(Element and region listings)
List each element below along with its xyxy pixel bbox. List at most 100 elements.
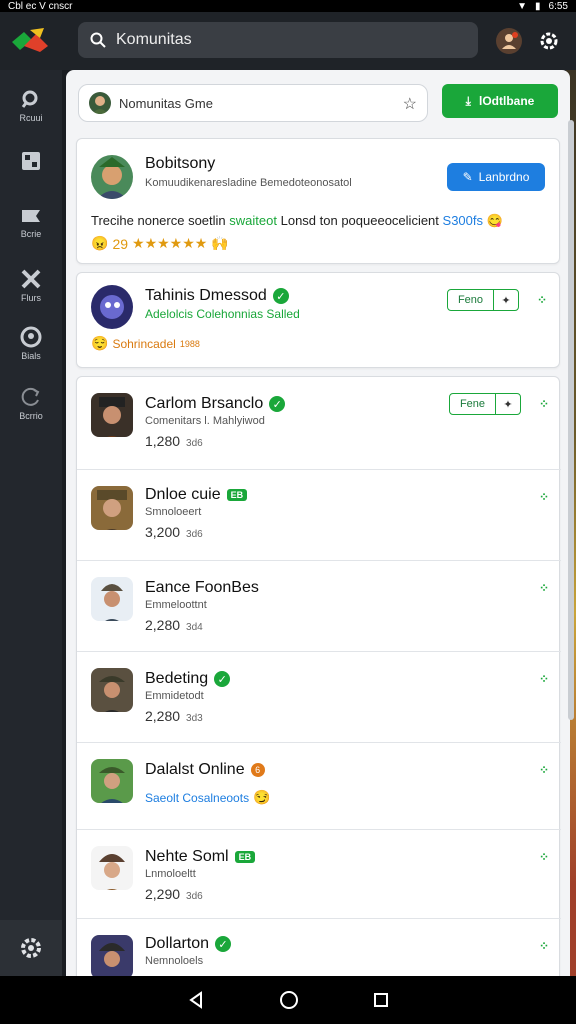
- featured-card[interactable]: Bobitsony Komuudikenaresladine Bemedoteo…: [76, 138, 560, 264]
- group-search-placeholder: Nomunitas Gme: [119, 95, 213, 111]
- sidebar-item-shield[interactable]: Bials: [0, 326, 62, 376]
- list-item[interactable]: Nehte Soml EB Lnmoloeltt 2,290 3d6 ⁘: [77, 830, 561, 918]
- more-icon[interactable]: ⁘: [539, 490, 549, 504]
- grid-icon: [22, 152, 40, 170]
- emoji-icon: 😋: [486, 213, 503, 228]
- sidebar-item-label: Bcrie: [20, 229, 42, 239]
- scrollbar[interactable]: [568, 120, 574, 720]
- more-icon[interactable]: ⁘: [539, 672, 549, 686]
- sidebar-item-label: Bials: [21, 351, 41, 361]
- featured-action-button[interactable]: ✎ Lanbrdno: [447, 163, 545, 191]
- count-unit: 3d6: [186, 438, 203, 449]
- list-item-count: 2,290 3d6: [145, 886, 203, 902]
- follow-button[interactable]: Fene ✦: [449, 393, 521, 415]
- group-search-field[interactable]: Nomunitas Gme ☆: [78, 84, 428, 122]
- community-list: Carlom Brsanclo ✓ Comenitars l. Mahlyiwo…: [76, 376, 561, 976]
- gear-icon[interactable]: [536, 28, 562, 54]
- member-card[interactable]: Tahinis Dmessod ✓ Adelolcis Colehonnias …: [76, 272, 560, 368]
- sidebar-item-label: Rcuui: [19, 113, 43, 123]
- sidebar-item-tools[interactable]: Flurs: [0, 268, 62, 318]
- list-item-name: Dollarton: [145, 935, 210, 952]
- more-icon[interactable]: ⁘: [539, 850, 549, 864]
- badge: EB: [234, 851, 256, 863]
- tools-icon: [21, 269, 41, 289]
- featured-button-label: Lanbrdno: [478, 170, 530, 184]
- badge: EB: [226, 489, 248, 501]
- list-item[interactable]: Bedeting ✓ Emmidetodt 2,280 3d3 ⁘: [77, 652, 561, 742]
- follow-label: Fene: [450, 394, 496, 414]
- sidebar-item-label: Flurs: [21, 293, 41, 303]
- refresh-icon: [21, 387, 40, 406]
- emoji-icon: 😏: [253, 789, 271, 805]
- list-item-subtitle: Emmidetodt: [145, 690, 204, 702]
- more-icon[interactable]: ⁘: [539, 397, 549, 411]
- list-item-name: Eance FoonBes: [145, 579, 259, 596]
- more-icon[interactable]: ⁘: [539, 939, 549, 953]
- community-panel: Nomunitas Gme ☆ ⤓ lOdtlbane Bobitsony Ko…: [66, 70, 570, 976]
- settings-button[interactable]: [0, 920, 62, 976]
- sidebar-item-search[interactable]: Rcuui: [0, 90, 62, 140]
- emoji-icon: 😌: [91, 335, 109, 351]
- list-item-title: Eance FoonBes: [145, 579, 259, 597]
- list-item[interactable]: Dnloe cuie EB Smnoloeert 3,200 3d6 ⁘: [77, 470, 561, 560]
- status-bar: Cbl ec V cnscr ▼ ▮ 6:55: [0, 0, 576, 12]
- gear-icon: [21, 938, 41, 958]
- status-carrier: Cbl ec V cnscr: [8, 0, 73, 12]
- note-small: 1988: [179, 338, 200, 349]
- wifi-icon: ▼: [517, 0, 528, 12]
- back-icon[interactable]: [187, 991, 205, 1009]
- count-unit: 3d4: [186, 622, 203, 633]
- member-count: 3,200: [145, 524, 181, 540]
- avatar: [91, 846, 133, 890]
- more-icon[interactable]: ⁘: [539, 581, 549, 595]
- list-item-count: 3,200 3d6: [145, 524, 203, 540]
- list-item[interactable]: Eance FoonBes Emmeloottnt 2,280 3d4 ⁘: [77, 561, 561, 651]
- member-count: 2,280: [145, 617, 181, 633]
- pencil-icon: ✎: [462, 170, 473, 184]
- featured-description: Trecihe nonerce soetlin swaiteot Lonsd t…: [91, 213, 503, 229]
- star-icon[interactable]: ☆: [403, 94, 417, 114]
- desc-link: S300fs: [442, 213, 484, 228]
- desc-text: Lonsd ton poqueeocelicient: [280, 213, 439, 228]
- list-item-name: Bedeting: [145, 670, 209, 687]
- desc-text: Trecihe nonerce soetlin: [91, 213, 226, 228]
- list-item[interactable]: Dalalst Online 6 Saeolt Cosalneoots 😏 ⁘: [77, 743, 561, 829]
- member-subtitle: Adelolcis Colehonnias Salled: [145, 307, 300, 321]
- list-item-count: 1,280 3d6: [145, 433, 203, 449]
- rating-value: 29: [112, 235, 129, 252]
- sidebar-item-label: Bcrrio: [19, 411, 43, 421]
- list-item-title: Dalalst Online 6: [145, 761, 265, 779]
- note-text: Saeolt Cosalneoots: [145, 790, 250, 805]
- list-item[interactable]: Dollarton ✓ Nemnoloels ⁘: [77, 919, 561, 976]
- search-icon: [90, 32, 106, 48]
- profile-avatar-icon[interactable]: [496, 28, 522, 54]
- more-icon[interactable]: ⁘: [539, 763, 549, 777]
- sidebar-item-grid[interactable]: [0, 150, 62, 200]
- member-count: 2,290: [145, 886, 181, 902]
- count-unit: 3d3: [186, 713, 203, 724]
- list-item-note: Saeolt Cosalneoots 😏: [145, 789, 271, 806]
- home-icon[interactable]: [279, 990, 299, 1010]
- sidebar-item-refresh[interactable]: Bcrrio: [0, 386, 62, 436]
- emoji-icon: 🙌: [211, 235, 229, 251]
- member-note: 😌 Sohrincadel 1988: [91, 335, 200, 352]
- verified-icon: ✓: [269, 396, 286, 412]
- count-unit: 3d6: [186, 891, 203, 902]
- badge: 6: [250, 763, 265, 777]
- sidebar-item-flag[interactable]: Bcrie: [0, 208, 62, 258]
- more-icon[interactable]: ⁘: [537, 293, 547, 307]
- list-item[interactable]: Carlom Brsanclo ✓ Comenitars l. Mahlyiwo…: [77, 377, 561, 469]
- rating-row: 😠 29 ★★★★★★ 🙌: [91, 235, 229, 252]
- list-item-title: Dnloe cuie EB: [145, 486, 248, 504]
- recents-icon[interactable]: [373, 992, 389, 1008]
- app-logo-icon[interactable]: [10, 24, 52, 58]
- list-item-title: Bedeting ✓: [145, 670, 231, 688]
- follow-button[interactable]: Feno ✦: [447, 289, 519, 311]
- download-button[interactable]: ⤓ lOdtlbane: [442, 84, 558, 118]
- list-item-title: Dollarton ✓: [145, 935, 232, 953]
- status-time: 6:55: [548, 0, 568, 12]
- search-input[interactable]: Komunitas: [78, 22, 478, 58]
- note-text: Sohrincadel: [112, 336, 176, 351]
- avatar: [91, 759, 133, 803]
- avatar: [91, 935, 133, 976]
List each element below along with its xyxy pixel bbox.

*What to work on*
In the part of the lines that opens with the line containing "- featured-card[interactable]: Bobitsony" and closes with the line containing "- more-icon[interactable]: ⁘: [539, 672, 549, 686]", substitute "overflow-icon" for every "more-icon" and give only that part, leaving everything else unchanged.

*Exercise response*
- featured-card[interactable]: Bobitsony Komuudikenaresladine Bemedoteo…: [76, 138, 560, 264]
- group-search-placeholder: Nomunitas Gme: [119, 95, 213, 111]
- sidebar-item-shield[interactable]: Bials: [0, 326, 62, 376]
- list-item[interactable]: Nehte Soml EB Lnmoloeltt 2,290 3d6 ⁘: [77, 830, 561, 918]
- overflow-icon[interactable]: ⁘: [539, 490, 549, 504]
- grid-icon: [22, 152, 40, 170]
- emoji-icon: 😋: [486, 213, 503, 228]
- sidebar-item-label: Bcrie: [20, 229, 42, 239]
- scrollbar[interactable]: [568, 120, 574, 720]
- overflow-icon[interactable]: ⁘: [539, 672, 549, 686]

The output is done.